══ RECORDS TO USE
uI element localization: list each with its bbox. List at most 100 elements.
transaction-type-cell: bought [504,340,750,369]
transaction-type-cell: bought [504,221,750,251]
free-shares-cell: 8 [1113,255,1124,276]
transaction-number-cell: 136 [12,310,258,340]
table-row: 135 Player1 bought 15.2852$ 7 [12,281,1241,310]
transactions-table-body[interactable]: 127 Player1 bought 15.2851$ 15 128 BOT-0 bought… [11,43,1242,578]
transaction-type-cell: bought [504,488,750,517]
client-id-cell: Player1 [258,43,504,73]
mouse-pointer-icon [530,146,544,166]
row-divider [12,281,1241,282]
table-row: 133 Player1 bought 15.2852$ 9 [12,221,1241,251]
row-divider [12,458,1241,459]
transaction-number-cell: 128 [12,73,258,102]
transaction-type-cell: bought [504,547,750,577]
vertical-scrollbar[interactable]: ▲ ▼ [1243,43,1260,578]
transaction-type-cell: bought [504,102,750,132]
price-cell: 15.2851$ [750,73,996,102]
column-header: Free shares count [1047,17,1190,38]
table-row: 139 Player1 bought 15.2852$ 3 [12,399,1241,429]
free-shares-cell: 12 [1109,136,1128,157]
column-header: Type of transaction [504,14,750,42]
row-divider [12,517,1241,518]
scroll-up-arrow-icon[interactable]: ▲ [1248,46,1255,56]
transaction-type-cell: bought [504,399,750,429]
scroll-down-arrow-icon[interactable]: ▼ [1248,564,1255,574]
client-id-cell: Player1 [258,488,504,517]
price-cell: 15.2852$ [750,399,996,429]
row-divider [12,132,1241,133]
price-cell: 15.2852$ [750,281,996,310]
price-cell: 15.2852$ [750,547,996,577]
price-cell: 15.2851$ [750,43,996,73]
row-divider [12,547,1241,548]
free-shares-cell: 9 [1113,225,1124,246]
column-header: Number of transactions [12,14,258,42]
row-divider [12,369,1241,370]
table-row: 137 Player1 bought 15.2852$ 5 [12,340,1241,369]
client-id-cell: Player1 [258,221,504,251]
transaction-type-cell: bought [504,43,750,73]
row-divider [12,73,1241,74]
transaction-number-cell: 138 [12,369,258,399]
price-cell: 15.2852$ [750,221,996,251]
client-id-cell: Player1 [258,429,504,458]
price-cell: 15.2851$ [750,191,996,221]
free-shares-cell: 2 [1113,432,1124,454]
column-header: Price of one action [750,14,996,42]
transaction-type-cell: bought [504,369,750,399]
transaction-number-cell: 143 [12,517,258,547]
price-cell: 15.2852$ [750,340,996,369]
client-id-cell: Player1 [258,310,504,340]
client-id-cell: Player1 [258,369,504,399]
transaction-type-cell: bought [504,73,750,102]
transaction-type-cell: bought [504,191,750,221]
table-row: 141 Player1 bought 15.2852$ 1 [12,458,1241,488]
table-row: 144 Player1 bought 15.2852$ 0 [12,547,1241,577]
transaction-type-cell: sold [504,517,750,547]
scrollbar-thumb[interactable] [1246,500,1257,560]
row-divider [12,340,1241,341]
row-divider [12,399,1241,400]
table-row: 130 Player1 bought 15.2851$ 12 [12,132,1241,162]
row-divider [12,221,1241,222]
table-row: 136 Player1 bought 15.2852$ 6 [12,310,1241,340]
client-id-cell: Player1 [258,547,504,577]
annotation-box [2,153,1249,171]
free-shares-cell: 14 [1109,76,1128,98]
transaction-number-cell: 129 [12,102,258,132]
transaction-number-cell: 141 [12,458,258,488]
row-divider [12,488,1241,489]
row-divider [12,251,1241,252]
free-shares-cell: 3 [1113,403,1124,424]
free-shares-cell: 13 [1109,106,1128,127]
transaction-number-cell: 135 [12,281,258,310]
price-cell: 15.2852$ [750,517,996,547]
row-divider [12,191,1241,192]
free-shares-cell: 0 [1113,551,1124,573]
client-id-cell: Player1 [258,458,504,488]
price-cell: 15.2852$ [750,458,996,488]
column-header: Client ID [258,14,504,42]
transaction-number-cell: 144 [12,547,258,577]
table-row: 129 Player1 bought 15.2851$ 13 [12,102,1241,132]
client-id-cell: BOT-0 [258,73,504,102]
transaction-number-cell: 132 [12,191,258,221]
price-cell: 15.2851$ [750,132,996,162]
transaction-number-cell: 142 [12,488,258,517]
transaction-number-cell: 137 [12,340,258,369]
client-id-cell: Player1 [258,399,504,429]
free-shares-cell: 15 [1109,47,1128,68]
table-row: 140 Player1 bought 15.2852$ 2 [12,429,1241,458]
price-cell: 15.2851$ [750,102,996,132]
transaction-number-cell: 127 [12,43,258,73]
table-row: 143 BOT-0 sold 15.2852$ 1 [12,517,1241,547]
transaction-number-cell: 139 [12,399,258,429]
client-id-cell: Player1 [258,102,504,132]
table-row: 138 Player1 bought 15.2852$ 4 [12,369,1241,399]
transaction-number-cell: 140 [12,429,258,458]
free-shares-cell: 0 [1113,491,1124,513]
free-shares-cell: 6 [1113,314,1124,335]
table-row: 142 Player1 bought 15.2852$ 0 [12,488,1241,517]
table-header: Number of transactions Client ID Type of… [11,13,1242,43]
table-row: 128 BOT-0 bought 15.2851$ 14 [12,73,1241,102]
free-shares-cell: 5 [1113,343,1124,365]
════
• YOUR TASK:
Can you copy the data above back out line for line, keeping every character unchanged?

• RESPONSE TO THE EXERCISE:
uI element localization: list each with its bbox. List at most 100 elements.
transaction-type-cell: bought [504,340,750,369]
transaction-type-cell: bought [504,221,750,251]
free-shares-cell: 8 [1113,255,1124,276]
transaction-number-cell: 136 [12,310,258,340]
table-row: 135 Player1 bought 15.2852$ 7 [12,281,1241,310]
transactions-table-body[interactable]: 127 Player1 bought 15.2851$ 15 128 BOT-0 bought… [11,43,1242,578]
transaction-type-cell: bought [504,488,750,517]
client-id-cell: Player1 [258,43,504,73]
mouse-pointer-icon [530,146,544,166]
row-divider [12,281,1241,282]
table-row: 133 Player1 bought 15.2852$ 9 [12,221,1241,251]
row-divider [12,458,1241,459]
transaction-number-cell: 128 [12,73,258,102]
transaction-type-cell: bought [504,547,750,577]
vertical-scrollbar[interactable]: ▲ ▼ [1243,43,1260,578]
transaction-type-cell: bought [504,102,750,132]
price-cell: 15.2851$ [750,73,996,102]
column-header: Free shares count [1047,17,1190,38]
table-row: 139 Player1 bought 15.2852$ 3 [12,399,1241,429]
free-shares-cell: 12 [1109,136,1128,157]
column-header: Type of transaction [504,14,750,42]
row-divider [12,517,1241,518]
scroll-up-arrow-icon[interactable]: ▲ [1248,46,1255,56]
transaction-type-cell: bought [504,399,750,429]
scroll-down-arrow-icon[interactable]: ▼ [1248,564,1255,574]
client-id-cell: Player1 [258,488,504,517]
price-cell: 15.2852$ [750,399,996,429]
row-divider [12,132,1241,133]
price-cell: 15.2852$ [750,281,996,310]
price-cell: 15.2852$ [750,547,996,577]
price-cell: 15.2851$ [750,43,996,73]
row-divider [12,547,1241,548]
free-shares-cell: 9 [1113,225,1124,246]
column-header: Number of transactions [12,14,258,42]
row-divider [12,369,1241,370]
table-row: 137 Player1 bought 15.2852$ 5 [12,340,1241,369]
client-id-cell: Player1 [258,221,504,251]
transaction-type-cell: bought [504,43,750,73]
row-divider [12,73,1241,74]
transaction-number-cell: 138 [12,369,258,399]
price-cell: 15.2852$ [750,221,996,251]
client-id-cell: Player1 [258,429,504,458]
price-cell: 15.2851$ [750,191,996,221]
free-shares-cell: 2 [1113,432,1124,454]
column-header: Price of one action [750,14,996,42]
transaction-type-cell: bought [504,369,750,399]
transaction-number-cell: 143 [12,517,258,547]
price-cell: 15.2852$ [750,340,996,369]
client-id-cell: Player1 [258,310,504,340]
client-id-cell: Player1 [258,369,504,399]
transaction-type-cell: bought [504,73,750,102]
transaction-type-cell: bought [504,191,750,221]
table-row: 141 Player1 bought 15.2852$ 1 [12,458,1241,488]
table-row: 144 Player1 bought 15.2852$ 0 [12,547,1241,577]
transaction-type-cell: sold [504,517,750,547]
scrollbar-thumb[interactable] [1246,500,1257,560]
row-divider [12,340,1241,341]
row-divider [12,399,1241,400]
table-row: 130 Player1 bought 15.2851$ 12 [12,132,1241,162]
row-divider [12,221,1241,222]
table-row: 136 Player1 bought 15.2852$ 6 [12,310,1241,340]
client-id-cell: Player1 [258,547,504,577]
annotation-box [2,153,1249,171]
free-shares-cell: 14 [1109,76,1128,98]
transaction-number-cell: 129 [12,102,258,132]
transaction-number-cell: 141 [12,458,258,488]
row-divider [12,488,1241,489]
row-divider [12,251,1241,252]
free-shares-cell: 3 [1113,403,1124,424]
free-shares-cell: 13 [1109,106,1128,127]
transaction-number-cell: 135 [12,281,258,310]
price-cell: 15.2852$ [750,517,996,547]
row-divider [12,191,1241,192]
free-shares-cell: 0 [1113,551,1124,573]
client-id-cell: Player1 [258,458,504,488]
price-cell: 15.2852$ [750,458,996,488]
column-header: Client ID [258,14,504,42]
transaction-number-cell: 144 [12,547,258,577]
table-row: 129 Player1 bought 15.2851$ 13 [12,102,1241,132]
client-id-cell: BOT-0 [258,73,504,102]
transaction-number-cell: 132 [12,191,258,221]
price-cell: 15.2851$ [750,132,996,162]
transaction-number-cell: 142 [12,488,258,517]
transaction-number-cell: 137 [12,340,258,369]
client-id-cell: Player1 [258,399,504,429]
free-shares-cell: 15 [1109,47,1128,68]
table-row: 140 Player1 bought 15.2852$ 2 [12,429,1241,458]
price-cell: 15.2851$ [750,102,996,132]
transaction-number-cell: 127 [12,43,258,73]
table-row: 143 BOT-0 sold 15.2852$ 1 [12,517,1241,547]
transaction-number-cell: 139 [12,399,258,429]
client-id-cell: Player1 [258,102,504,132]
table-row: 138 Player1 bought 15.2852$ 4 [12,369,1241,399]
transaction-number-cell: 140 [12,429,258,458]
free-shares-cell: 0 [1113,491,1124,513]
free-shares-cell: 6 [1113,314,1124,335]
table-row: 142 Player1 bought 15.2852$ 0 [12,488,1241,517]
table-header: Number of transactions Client ID Type of… [11,13,1242,43]
table-row: 128 BOT-0 bought 15.2851$ 14 [12,73,1241,102]
free-shares-cell: 5 [1113,343,1124,365]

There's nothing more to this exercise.